[Dataset excerpts]
>> Begin

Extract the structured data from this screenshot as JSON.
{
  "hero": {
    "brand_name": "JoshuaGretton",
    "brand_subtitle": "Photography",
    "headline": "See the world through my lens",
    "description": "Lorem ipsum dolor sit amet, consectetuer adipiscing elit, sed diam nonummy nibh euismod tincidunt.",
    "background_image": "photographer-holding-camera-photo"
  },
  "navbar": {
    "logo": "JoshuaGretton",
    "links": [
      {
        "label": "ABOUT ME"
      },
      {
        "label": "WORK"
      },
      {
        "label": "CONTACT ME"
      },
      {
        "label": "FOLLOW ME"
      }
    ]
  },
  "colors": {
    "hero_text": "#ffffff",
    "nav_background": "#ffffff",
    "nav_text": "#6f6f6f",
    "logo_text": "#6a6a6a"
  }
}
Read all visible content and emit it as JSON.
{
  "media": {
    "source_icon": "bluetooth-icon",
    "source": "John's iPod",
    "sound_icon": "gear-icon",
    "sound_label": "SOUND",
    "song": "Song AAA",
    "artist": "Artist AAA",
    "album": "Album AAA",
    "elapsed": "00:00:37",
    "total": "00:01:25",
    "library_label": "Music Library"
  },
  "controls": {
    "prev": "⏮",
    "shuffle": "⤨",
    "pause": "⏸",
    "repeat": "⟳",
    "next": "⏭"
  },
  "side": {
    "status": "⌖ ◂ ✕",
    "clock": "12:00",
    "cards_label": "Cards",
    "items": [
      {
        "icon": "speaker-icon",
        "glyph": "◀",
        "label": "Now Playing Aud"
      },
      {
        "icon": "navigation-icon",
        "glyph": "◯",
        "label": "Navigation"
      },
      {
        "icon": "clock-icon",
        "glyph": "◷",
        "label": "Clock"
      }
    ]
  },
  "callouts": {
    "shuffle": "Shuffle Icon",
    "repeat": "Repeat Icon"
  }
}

>> End

### Task
Return every record, word for word.

### Solution to this problem
Extract the structured data from this screenshot as JSON.
{
  "hero": {
    "brand_name": "JoshuaGretton",
    "brand_subtitle": "Photography",
    "headline": "See the world through my lens",
    "description": "Lorem ipsum dolor sit amet, consectetuer adipiscing elit, sed diam nonummy nibh euismod tincidunt.",
    "background_image": "photographer-holding-camera-photo"
  },
  "navbar": {
    "logo": "JoshuaGretton",
    "links": [
      {
        "label": "ABOUT ME"
      },
      {
        "label": "WORK"
      },
      {
        "label": "CONTACT ME"
      },
      {
        "label": "FOLLOW ME"
      }
    ]
  },
  "colors": {
    "hero_text": "#ffffff",
    "nav_background": "#ffffff",
    "nav_text": "#6f6f6f",
    "logo_text": "#6a6a6a"
  }
}
Read all visible content and emit it as JSON.
{
  "media": {
    "source_icon": "bluetooth-icon",
    "source": "John's iPod",
    "sound_icon": "gear-icon",
    "sound_label": "SOUND",
    "song": "Song AAA",
    "artist": "Artist AAA",
    "album": "Album AAA",
    "elapsed": "00:00:37",
    "total": "00:01:25",
    "library_label": "Music Library"
  },
  "controls": {
    "prev": "⏮",
    "shuffle": "⤨",
    "pause": "⏸",
    "repeat": "⟳",
    "next": "⏭"
  },
  "side": {
    "status": "⌖ ◂ ✕",
    "clock": "12:00",
    "cards_label": "Cards",
    "items": [
      {
        "icon": "speaker-icon",
        "glyph": "◀",
        "label": "Now Playing Aud"
      },
      {
        "icon": "navigation-icon",
        "glyph": "◯",
        "label": "Navigation"
      },
      {
        "icon": "clock-icon",
        "glyph": "◷",
        "label": "Clock"
      }
    ]
  },
  "callouts": {
    "shuffle": "Shuffle Icon",
    "repeat": "Repeat Icon"
  }
}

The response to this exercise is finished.